**GOAL**
Your task is to output all the records below, word for word.

A block of data:
════════════════

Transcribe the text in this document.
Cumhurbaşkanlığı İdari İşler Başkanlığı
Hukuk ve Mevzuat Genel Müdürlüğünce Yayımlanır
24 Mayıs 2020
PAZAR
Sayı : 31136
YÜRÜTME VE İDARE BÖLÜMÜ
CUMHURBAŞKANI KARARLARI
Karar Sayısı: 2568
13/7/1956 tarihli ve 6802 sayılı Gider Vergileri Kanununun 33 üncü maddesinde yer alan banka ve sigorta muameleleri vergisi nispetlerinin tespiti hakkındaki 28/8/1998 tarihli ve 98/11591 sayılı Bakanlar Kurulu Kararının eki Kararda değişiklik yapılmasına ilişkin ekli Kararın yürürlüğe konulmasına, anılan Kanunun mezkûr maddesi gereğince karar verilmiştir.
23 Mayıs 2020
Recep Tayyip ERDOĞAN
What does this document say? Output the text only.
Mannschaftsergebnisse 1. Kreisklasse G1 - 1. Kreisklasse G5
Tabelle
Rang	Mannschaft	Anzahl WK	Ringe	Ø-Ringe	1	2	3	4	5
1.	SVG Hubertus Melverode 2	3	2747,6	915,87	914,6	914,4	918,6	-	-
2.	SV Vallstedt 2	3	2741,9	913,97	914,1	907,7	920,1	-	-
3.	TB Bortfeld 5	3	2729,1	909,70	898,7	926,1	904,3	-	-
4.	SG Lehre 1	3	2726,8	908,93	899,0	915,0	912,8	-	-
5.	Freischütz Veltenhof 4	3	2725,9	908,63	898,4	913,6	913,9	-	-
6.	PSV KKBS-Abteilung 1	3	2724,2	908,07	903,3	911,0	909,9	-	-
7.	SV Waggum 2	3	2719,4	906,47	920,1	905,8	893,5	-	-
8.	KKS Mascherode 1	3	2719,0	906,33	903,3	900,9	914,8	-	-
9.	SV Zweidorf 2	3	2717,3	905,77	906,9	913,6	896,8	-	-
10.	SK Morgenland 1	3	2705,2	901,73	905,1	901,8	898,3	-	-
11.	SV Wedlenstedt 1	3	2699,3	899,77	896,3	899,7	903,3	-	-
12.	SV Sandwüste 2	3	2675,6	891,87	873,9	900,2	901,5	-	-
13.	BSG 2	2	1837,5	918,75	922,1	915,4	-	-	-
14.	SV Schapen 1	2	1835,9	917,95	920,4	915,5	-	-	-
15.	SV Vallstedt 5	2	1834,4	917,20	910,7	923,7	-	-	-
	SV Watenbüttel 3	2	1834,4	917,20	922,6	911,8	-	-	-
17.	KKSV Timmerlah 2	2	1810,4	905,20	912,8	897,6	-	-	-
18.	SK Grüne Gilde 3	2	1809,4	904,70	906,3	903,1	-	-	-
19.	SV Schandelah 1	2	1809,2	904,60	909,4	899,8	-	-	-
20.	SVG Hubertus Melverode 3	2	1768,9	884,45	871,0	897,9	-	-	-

════════════════

**RESULT OF THIS TASK**
Transcribe the text in this document.
Cumhurbaşkanlığı İdari İşler Başkanlığı
Hukuk ve Mevzuat Genel Müdürlüğünce Yayımlanır
24 Mayıs 2020
PAZAR
Sayı : 31136
YÜRÜTME VE İDARE BÖLÜMÜ
CUMHURBAŞKANI KARARLARI
Karar Sayısı: 2568
13/7/1956 tarihli ve 6802 sayılı Gider Vergileri Kanununun 33 üncü maddesinde yer alan banka ve sigorta muameleleri vergisi nispetlerinin tespiti hakkındaki 28/8/1998 tarihli ve 98/11591 sayılı Bakanlar Kurulu Kararının eki Kararda değişiklik yapılmasına ilişkin ekli Kararın yürürlüğe konulmasına, anılan Kanunun mezkûr maddesi gereğince karar verilmiştir.
23 Mayıs 2020
Recep Tayyip ERDOĞAN
What does this document say? Output the text only.
Mannschaftsergebnisse 1. Kreisklasse G1 - 1. Kreisklasse G5
Tabelle
Rang	Mannschaft	Anzahl WK	Ringe	Ø-Ringe	1	2	3	4	5
1.	SVG Hubertus Melverode 2	3	2747,6	915,87	914,6	914,4	918,6	-	-
2.	SV Vallstedt 2	3	2741,9	913,97	914,1	907,7	920,1	-	-
3.	TB Bortfeld 5	3	2729,1	909,70	898,7	926,1	904,3	-	-
4.	SG Lehre 1	3	2726,8	908,93	899,0	915,0	912,8	-	-
5.	Freischütz Veltenhof 4	3	2725,9	908,63	898,4	913,6	913,9	-	-
6.	PSV KKBS-Abteilung 1	3	2724,2	908,07	903,3	911,0	909,9	-	-
7.	SV Waggum 2	3	2719,4	906,47	920,1	905,8	893,5	-	-
8.	KKS Mascherode 1	3	2719,0	906,33	903,3	900,9	914,8	-	-
9.	SV Zweidorf 2	3	2717,3	905,77	906,9	913,6	896,8	-	-
10.	SK Morgenland 1	3	2705,2	901,73	905,1	901,8	898,3	-	-
11.	SV Wedlenstedt 1	3	2699,3	899,77	896,3	899,7	903,3	-	-
12.	SV Sandwüste 2	3	2675,6	891,87	873,9	900,2	901,5	-	-
13.	BSG 2	2	1837,5	918,75	922,1	915,4	-	-	-
14.	SV Schapen 1	2	1835,9	917,95	920,4	915,5	-	-	-
15.	SV Vallstedt 5	2	1834,4	917,20	910,7	923,7	-	-	-
	SV Watenbüttel 3	2	1834,4	917,20	922,6	911,8	-	-	-
17.	KKSV Timmerlah 2	2	1810,4	905,20	912,8	897,6	-	-	-
18.	SK Grüne Gilde 3	2	1809,4	904,70	906,3	903,1	-	-	-
19.	SV Schandelah 1	2	1809,2	904,60	909,4	899,8	-	-	-
20.	SVG Hubertus Melverode 3	2	1768,9	884,45	871,0	897,9	-	-	-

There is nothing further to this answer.